Stored data:

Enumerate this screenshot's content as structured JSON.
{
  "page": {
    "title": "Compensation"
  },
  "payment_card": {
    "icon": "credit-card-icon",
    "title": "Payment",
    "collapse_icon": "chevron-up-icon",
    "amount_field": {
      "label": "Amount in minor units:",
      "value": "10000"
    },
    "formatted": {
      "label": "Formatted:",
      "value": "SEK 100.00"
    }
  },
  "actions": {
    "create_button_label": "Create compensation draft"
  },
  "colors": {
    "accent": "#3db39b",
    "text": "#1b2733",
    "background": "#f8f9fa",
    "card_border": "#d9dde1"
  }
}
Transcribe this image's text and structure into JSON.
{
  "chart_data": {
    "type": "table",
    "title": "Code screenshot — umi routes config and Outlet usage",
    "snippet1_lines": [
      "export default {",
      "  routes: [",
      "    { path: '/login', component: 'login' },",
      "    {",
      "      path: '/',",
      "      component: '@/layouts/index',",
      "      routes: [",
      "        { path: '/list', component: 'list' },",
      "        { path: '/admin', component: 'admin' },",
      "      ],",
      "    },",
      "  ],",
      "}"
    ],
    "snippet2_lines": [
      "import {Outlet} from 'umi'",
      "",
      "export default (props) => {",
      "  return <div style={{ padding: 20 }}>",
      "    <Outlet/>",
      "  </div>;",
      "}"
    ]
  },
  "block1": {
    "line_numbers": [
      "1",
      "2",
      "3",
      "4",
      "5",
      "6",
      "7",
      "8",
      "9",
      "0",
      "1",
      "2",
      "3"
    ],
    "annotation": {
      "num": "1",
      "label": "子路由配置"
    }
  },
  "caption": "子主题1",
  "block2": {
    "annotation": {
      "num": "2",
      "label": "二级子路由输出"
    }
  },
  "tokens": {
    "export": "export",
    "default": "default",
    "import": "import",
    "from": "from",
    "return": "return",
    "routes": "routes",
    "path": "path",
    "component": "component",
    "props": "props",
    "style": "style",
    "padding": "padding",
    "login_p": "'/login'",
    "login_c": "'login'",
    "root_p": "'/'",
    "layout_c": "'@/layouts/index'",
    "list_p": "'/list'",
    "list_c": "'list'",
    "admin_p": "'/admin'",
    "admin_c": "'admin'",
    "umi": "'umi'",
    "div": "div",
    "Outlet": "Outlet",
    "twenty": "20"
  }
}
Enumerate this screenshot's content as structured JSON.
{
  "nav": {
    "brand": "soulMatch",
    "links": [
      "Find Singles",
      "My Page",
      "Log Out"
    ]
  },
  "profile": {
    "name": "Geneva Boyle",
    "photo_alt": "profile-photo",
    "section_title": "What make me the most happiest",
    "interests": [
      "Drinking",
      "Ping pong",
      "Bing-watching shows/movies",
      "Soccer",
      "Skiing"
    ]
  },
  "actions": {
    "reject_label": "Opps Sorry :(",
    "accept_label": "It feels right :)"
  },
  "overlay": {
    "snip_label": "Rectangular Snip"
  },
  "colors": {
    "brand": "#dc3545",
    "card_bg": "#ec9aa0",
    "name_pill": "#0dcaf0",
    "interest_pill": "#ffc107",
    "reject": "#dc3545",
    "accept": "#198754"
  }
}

§ What the task requires: Among the entries above, identify all lines with "list" and copy them.

§ Written solution:
      "        { path: '/list', component: 'list' },",
    "list_p": "'/list'",
    "list_c": "'list'",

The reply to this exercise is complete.